** Start of Records for processing **
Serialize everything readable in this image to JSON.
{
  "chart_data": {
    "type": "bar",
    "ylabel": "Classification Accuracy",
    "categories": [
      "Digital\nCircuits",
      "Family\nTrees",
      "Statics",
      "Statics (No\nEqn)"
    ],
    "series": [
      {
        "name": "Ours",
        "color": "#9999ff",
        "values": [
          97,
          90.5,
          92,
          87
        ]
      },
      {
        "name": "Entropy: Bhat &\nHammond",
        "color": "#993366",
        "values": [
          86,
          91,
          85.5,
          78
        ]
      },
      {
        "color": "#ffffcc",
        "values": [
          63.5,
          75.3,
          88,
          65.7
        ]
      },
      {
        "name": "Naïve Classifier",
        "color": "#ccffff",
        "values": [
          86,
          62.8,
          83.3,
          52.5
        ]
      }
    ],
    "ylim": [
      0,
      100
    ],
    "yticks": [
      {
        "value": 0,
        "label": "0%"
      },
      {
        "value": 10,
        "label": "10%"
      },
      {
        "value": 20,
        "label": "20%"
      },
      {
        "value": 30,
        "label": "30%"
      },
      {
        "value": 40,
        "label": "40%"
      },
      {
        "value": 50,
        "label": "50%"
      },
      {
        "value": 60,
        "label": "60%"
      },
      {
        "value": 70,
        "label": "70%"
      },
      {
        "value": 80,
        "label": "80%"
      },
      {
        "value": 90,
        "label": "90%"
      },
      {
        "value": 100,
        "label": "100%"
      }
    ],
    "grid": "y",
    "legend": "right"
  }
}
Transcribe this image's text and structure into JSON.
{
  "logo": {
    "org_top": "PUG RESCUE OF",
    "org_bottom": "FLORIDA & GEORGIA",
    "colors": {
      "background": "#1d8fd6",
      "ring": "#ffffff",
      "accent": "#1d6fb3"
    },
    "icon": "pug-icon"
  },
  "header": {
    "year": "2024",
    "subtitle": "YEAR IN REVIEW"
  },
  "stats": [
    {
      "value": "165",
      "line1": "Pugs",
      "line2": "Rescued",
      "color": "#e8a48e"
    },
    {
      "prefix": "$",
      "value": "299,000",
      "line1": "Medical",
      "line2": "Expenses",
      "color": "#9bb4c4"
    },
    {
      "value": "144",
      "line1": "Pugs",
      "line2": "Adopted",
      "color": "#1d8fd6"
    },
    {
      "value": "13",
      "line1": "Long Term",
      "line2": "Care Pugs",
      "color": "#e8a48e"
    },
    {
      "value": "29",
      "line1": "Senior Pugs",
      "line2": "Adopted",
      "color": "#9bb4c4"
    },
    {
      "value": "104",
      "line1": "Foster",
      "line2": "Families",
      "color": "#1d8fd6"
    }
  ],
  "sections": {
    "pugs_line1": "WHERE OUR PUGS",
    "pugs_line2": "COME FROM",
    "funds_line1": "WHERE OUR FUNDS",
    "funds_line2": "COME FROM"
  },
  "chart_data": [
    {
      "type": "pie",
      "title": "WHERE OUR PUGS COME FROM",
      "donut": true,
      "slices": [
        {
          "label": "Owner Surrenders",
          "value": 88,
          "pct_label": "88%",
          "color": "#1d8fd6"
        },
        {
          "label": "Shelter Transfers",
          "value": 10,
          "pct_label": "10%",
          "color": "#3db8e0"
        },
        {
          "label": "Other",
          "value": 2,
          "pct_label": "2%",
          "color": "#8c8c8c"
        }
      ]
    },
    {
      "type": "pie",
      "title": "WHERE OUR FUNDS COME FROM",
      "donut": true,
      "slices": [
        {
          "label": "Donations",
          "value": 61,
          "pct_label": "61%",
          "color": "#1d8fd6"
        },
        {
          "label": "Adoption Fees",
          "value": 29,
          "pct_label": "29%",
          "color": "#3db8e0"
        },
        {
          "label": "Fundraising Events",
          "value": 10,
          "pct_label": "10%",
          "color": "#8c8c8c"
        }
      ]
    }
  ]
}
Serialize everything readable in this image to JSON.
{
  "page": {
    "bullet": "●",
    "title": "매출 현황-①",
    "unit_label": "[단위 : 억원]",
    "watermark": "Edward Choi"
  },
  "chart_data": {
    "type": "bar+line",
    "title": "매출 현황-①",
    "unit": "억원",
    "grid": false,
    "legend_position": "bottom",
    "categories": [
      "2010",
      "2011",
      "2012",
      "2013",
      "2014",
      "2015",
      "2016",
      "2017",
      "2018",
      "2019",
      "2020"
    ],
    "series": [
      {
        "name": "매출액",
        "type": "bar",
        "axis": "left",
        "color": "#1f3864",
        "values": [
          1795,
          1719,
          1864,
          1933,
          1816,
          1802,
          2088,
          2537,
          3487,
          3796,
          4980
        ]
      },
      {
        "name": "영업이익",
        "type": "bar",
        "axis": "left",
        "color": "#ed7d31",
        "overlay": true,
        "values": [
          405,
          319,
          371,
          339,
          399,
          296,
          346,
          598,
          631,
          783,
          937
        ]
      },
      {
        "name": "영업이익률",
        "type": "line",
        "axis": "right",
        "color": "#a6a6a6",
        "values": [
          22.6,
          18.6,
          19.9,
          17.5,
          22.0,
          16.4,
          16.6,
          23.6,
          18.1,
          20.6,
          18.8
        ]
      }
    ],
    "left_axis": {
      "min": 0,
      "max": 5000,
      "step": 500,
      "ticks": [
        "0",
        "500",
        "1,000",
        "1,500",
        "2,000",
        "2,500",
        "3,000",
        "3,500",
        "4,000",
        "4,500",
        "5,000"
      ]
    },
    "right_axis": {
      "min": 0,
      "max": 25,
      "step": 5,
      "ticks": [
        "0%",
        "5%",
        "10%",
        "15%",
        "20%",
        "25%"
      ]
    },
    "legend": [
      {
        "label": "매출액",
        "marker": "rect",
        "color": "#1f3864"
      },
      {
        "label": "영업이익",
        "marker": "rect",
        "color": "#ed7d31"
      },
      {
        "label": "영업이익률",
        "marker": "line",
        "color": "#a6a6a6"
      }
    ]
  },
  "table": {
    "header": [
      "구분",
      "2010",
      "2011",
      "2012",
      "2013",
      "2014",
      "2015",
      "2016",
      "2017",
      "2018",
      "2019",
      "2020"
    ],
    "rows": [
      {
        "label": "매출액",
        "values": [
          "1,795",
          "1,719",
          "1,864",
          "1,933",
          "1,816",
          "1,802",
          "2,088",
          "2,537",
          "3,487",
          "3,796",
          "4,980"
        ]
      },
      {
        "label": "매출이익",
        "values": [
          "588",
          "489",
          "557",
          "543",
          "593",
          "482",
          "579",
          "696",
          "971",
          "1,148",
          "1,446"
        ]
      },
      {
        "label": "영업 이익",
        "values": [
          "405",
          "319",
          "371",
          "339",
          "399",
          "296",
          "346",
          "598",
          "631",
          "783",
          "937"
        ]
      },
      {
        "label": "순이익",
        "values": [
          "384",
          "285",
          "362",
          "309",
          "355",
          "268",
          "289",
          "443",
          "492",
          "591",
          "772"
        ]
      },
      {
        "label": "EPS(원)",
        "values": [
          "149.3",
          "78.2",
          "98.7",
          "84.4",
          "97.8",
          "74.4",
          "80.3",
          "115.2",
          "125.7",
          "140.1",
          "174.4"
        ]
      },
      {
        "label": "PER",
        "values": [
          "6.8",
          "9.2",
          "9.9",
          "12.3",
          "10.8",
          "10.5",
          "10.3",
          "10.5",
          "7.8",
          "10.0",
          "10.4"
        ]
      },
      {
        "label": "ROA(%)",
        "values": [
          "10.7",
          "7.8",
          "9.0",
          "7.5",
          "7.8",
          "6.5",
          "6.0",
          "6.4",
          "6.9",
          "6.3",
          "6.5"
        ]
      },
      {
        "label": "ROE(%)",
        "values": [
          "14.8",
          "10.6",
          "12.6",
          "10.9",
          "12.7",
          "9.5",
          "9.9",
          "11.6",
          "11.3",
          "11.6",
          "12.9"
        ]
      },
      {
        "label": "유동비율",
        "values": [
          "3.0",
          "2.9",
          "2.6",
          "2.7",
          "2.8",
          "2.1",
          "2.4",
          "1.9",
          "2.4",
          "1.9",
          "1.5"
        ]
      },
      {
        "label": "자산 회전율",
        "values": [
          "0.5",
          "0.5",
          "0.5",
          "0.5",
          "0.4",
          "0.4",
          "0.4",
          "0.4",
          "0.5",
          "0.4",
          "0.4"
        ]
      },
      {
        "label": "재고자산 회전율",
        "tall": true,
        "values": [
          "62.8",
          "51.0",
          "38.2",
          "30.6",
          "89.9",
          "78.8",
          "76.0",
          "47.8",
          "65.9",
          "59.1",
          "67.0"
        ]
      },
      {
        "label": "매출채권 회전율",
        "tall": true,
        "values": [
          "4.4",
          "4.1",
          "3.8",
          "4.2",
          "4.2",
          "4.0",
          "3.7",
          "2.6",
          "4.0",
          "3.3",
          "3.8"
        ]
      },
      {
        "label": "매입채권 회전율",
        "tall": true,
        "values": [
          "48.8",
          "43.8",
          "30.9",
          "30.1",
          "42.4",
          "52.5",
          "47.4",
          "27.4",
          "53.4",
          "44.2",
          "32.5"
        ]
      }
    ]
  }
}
** End of Records for processing **
Locate the word "COME" in the records and collect each line it appears in.

Solution to the exercise –
    "pugs_line2": "COME FROM",
    "funds_line2": "COME FROM"
      "title": "WHERE OUR PUGS COME FROM",
      "title": "WHERE OUR FUNDS COME FROM",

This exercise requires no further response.